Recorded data
● ● ● ● ● ● ●

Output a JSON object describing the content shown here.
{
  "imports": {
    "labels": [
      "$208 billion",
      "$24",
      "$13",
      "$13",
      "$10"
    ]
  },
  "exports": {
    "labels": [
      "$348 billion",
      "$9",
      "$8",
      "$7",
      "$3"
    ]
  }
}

● ● ● ● ● ● ●

All of the entries need to be reproduced exactly; please write them out.

Output a JSON object describing the content shown here.
{
  "imports": {
    "labels": [
      "$208 billion",
      "$24",
      "$13",
      "$13",
      "$10"
    ]
  },
  "exports": {
    "labels": [
      "$348 billion",
      "$9",
      "$8",
      "$7",
      "$3"
    ]
  }
}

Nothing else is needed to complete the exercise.